# Exercise material start

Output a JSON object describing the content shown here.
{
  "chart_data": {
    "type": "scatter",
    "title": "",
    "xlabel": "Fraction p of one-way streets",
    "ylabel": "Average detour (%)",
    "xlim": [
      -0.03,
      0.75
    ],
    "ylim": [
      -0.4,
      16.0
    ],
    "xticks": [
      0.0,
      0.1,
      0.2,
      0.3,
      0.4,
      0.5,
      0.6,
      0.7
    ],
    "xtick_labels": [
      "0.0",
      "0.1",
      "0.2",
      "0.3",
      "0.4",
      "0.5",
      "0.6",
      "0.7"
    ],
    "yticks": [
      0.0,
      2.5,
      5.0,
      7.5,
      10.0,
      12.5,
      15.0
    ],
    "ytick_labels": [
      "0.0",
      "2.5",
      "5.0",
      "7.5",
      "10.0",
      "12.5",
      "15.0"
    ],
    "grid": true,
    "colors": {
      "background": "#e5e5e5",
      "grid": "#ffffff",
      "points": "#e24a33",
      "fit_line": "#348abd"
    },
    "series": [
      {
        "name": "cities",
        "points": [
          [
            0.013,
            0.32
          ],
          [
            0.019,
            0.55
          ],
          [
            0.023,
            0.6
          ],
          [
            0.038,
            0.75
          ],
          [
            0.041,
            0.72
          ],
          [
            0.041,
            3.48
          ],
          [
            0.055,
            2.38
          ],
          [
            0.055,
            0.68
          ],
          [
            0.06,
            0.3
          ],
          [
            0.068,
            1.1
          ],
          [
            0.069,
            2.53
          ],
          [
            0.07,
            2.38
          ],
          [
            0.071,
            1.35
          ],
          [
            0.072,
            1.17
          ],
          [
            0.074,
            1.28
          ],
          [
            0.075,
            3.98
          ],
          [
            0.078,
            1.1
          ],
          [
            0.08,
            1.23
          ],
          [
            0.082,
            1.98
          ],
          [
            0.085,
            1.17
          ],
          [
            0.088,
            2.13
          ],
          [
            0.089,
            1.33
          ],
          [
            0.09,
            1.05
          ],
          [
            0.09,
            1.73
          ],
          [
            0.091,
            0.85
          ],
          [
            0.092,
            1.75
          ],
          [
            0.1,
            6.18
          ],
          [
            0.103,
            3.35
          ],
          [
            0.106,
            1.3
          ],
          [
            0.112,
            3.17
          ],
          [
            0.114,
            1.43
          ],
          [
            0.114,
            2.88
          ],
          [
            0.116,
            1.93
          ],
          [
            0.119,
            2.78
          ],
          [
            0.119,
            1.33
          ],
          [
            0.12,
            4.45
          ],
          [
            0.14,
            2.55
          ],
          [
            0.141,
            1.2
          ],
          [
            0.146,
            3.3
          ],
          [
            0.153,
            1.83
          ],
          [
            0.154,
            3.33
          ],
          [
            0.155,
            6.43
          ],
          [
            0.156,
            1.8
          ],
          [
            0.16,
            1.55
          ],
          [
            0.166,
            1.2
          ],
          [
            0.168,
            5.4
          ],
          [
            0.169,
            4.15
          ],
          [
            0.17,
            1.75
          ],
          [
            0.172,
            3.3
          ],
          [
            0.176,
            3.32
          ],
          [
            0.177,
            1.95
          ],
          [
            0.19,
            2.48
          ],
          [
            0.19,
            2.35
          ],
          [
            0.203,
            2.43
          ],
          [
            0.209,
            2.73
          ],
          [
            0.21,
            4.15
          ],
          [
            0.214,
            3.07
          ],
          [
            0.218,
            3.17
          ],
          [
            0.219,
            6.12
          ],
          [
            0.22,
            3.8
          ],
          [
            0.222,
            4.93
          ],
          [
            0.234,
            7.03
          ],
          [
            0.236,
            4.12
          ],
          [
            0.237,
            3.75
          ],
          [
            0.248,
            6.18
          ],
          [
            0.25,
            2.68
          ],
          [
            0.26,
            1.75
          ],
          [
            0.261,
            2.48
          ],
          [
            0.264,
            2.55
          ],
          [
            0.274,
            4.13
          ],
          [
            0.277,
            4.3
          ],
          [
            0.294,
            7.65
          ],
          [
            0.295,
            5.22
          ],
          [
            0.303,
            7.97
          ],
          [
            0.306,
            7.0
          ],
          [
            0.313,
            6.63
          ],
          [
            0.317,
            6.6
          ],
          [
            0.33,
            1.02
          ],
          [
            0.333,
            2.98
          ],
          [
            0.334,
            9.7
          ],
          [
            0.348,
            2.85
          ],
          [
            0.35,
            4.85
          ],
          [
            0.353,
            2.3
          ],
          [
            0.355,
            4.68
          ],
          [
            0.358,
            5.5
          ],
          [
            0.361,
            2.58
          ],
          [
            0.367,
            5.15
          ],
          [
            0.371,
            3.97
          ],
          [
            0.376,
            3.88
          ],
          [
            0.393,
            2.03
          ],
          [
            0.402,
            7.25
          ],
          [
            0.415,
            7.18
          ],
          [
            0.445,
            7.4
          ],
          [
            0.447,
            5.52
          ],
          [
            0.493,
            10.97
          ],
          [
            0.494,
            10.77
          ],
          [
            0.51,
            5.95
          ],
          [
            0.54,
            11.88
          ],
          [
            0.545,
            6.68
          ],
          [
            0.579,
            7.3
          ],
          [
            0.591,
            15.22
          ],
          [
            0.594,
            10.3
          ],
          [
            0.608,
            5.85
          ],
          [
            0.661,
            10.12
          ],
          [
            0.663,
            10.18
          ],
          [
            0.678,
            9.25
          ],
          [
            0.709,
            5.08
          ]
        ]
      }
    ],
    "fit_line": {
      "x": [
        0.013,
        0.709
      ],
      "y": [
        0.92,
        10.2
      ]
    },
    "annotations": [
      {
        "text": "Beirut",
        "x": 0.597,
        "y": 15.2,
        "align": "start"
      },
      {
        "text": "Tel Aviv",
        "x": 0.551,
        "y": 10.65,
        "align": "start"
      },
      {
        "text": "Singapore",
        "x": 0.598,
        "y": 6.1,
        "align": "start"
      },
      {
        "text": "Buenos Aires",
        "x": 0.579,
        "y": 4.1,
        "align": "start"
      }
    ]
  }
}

# Exercise material end

Identify which lines contain the word "text" and copy each one.

        "text": "Beirut",
        "text": "Tel Aviv",
        "text": "Singapore",
        "text": "Buenos Aires",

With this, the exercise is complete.